** Begin SOURCE DATA **

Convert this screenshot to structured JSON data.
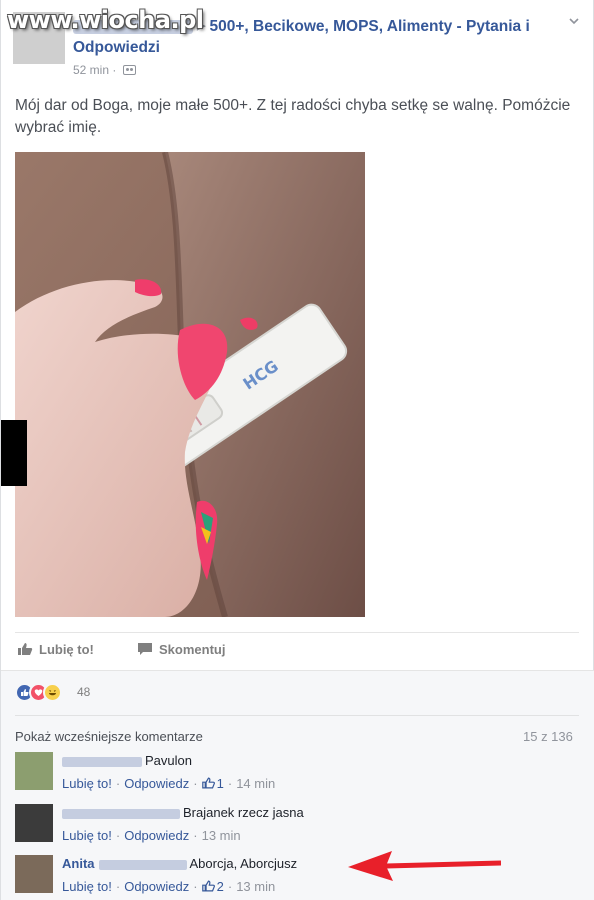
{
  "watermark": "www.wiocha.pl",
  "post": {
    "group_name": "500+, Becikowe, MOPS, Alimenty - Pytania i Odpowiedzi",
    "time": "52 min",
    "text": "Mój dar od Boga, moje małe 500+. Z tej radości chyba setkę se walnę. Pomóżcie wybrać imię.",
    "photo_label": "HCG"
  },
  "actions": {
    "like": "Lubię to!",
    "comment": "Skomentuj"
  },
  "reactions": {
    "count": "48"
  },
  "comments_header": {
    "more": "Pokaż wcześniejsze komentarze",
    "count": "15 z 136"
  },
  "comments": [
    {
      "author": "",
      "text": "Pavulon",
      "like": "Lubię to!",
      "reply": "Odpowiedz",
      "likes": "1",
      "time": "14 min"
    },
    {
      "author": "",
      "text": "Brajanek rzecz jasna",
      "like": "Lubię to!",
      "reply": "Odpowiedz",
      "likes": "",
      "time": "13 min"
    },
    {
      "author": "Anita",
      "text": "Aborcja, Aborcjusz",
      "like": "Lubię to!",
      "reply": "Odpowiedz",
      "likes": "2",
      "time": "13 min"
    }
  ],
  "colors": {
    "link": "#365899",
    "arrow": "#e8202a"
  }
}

** End SOURCE DATA **

● DO THIS
Repeat the material above in full and unchanged, minus its images.

● WORKED ANSWER
Convert this screenshot to structured JSON data.
{
  "watermark": "www.wiocha.pl",
  "post": {
    "group_name": "500+, Becikowe, MOPS, Alimenty - Pytania i Odpowiedzi",
    "time": "52 min",
    "text": "Mój dar od Boga, moje małe 500+. Z tej radości chyba setkę se walnę. Pomóżcie wybrać imię.",
    "photo_label": "HCG"
  },
  "actions": {
    "like": "Lubię to!",
    "comment": "Skomentuj"
  },
  "reactions": {
    "count": "48"
  },
  "comments_header": {
    "more": "Pokaż wcześniejsze komentarze",
    "count": "15 z 136"
  },
  "comments": [
    {
      "author": "",
      "text": "Pavulon",
      "like": "Lubię to!",
      "reply": "Odpowiedz",
      "likes": "1",
      "time": "14 min"
    },
    {
      "author": "",
      "text": "Brajanek rzecz jasna",
      "like": "Lubię to!",
      "reply": "Odpowiedz",
      "likes": "",
      "time": "13 min"
    },
    {
      "author": "Anita",
      "text": "Aborcja, Aborcjusz",
      "like": "Lubię to!",
      "reply": "Odpowiedz",
      "likes": "2",
      "time": "13 min"
    }
  ],
  "colors": {
    "link": "#365899",
    "arrow": "#e8202a"
  }
}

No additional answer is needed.